[Some records]

[start]

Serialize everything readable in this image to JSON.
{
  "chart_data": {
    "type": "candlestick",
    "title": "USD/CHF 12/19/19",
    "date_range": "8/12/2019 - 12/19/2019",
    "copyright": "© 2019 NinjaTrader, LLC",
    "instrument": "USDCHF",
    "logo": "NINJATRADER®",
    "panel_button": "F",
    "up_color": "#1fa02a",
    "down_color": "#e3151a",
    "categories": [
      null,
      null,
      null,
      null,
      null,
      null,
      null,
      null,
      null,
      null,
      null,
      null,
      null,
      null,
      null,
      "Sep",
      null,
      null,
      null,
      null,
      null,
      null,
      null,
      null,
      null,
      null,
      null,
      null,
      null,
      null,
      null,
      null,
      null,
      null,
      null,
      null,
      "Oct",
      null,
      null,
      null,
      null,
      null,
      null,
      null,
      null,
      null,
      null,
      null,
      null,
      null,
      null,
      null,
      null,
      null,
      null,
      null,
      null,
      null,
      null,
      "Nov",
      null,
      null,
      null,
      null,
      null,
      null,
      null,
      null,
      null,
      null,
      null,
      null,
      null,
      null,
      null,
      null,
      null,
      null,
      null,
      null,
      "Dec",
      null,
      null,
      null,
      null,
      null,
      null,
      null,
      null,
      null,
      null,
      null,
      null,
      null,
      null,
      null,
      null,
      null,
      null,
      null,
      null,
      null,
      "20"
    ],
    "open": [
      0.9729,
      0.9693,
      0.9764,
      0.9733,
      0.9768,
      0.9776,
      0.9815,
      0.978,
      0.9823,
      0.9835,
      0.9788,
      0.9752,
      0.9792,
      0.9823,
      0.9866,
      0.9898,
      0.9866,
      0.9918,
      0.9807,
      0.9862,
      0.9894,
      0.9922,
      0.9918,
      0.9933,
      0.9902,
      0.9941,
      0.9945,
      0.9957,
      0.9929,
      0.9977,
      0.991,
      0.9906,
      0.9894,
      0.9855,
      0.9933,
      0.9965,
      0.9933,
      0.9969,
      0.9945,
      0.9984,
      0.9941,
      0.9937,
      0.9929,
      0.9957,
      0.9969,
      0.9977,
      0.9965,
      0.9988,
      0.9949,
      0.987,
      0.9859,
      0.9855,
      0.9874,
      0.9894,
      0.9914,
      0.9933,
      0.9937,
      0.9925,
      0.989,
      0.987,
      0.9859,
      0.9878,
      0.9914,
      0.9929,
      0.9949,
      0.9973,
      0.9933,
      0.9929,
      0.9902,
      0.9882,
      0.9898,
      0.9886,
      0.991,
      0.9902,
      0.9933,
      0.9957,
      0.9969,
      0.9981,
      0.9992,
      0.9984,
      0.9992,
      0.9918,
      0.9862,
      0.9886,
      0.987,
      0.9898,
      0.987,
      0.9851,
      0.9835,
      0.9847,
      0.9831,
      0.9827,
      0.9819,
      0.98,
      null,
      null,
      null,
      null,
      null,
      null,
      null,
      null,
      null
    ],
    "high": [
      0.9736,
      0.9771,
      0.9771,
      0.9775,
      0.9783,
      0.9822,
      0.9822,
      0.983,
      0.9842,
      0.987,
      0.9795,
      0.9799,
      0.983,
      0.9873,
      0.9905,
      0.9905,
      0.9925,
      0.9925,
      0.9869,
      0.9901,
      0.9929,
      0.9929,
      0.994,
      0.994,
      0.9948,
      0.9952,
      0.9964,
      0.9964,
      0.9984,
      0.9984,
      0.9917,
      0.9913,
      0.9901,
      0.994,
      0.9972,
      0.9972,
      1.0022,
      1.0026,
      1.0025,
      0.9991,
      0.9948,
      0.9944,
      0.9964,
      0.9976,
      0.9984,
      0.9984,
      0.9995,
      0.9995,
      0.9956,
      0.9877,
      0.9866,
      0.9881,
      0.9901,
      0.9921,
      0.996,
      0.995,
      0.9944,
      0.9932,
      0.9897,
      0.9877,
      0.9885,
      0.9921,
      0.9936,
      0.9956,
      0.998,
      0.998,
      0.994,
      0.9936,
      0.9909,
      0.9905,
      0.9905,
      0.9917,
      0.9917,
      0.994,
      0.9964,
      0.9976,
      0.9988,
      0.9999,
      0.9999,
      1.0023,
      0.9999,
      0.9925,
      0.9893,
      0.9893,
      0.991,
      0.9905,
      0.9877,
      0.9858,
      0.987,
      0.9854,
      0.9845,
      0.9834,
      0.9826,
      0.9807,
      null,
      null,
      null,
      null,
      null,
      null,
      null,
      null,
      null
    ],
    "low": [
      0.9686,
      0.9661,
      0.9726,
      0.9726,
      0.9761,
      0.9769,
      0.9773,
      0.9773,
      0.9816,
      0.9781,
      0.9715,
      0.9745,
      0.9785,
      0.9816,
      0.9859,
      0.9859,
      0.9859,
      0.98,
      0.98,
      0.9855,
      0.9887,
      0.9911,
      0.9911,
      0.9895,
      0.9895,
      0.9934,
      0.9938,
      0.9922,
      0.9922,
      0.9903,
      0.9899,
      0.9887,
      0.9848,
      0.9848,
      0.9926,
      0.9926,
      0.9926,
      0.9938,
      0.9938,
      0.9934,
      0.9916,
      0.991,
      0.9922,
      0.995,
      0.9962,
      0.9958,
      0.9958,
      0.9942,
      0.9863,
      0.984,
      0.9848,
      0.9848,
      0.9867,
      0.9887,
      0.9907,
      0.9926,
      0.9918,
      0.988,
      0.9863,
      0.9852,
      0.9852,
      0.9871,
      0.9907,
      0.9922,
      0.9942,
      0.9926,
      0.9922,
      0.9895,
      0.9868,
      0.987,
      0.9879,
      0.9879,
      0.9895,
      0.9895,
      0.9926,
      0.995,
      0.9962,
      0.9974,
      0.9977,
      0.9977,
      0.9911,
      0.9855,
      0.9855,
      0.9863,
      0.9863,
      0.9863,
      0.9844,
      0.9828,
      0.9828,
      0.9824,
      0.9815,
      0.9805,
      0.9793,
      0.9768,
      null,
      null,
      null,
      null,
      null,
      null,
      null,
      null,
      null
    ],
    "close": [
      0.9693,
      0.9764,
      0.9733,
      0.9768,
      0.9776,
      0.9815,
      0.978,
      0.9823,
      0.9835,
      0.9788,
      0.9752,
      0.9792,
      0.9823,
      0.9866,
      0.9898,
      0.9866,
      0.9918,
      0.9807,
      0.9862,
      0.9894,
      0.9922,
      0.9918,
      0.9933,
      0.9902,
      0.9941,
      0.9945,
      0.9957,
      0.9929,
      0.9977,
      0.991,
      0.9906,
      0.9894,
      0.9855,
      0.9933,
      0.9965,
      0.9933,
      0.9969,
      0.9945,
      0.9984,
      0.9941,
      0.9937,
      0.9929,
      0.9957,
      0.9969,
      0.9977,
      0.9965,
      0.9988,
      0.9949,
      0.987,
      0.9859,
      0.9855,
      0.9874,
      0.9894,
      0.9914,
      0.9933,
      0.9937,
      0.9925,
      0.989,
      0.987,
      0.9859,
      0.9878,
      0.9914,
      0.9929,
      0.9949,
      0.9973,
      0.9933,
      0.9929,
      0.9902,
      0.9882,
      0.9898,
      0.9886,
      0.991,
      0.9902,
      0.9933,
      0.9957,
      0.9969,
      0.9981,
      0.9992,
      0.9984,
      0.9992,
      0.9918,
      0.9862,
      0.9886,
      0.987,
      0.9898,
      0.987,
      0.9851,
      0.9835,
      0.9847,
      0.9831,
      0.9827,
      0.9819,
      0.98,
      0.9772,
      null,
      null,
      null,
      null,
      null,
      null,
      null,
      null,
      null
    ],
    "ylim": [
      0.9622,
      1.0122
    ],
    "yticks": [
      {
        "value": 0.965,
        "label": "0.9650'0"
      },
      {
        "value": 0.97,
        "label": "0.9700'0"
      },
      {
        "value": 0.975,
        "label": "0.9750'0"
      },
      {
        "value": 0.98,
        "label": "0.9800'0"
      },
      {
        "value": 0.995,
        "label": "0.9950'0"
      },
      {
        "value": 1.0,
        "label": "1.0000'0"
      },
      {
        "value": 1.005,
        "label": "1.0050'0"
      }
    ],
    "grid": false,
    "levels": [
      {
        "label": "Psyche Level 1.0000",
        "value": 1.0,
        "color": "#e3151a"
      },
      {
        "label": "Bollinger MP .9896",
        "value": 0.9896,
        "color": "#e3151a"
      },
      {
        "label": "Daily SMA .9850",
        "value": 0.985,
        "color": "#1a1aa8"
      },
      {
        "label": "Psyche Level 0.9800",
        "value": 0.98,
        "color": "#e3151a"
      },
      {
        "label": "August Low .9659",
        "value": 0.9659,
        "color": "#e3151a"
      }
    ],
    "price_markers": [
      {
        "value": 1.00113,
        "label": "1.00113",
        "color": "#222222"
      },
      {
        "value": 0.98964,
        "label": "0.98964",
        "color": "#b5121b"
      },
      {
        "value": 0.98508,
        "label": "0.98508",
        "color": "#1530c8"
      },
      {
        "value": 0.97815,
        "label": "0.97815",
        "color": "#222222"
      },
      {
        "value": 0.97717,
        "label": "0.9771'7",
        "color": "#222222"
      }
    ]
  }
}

[end]
[start]

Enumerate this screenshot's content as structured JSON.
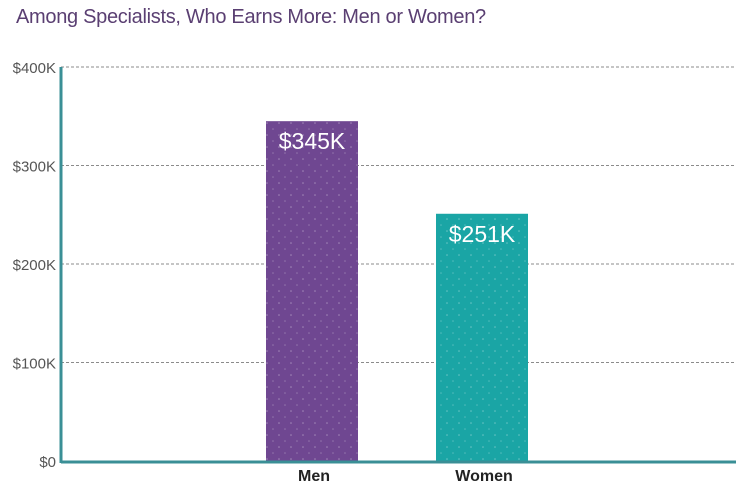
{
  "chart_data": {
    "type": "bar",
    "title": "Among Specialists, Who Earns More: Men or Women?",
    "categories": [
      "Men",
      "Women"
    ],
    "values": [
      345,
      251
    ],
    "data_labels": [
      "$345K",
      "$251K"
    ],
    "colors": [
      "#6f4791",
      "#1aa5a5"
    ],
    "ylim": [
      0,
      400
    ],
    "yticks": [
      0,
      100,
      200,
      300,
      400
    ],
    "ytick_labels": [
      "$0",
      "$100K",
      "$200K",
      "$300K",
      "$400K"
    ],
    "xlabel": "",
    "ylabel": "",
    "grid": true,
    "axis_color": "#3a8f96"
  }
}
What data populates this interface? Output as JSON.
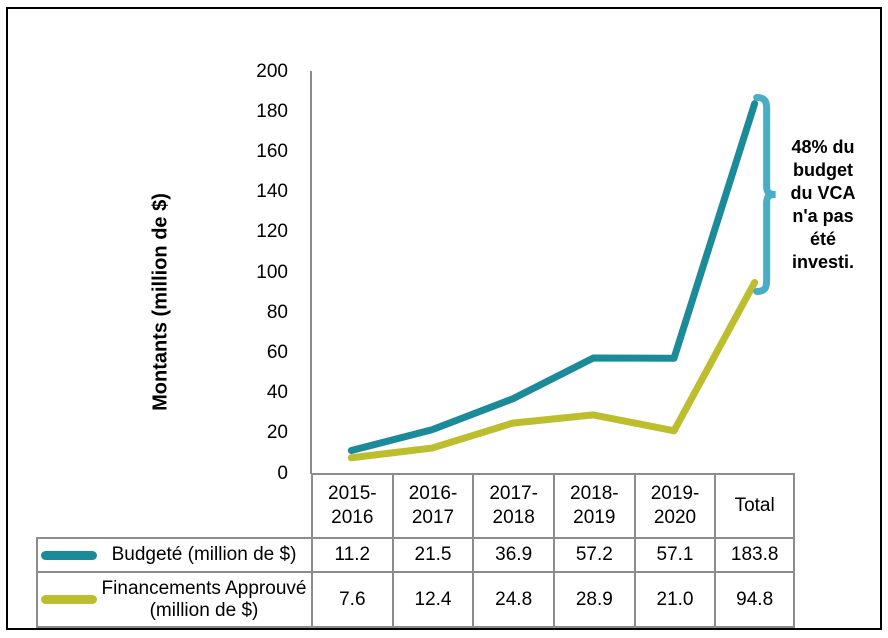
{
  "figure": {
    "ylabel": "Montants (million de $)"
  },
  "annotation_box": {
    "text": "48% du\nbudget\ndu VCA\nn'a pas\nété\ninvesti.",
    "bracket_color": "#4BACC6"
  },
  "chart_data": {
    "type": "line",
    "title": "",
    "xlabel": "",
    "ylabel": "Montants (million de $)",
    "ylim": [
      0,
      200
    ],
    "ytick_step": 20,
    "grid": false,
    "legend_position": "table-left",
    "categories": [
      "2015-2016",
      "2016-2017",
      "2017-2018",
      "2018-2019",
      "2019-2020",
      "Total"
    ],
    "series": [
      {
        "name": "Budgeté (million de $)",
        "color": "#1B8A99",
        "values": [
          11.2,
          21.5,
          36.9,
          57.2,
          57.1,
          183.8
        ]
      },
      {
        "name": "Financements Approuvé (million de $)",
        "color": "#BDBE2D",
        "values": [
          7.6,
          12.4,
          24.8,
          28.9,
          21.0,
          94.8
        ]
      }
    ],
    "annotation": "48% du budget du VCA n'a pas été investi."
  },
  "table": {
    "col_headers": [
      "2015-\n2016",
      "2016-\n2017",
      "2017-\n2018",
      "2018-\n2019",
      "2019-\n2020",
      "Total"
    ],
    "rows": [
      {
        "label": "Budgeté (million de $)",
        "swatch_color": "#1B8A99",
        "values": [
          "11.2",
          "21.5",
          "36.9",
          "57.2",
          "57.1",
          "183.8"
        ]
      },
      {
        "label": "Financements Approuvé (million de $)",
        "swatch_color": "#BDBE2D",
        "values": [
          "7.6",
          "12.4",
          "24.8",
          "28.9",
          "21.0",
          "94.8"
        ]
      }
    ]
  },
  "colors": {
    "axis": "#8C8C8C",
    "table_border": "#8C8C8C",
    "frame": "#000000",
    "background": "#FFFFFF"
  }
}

[end]

STATED PROBLEM: Which lines hold the word "Psyche"? Copy each of them from the records.

FINISHED EXERCISE:
        "label": "Psyche Level 1.0000",
        "label": "Psyche Level 0.9800",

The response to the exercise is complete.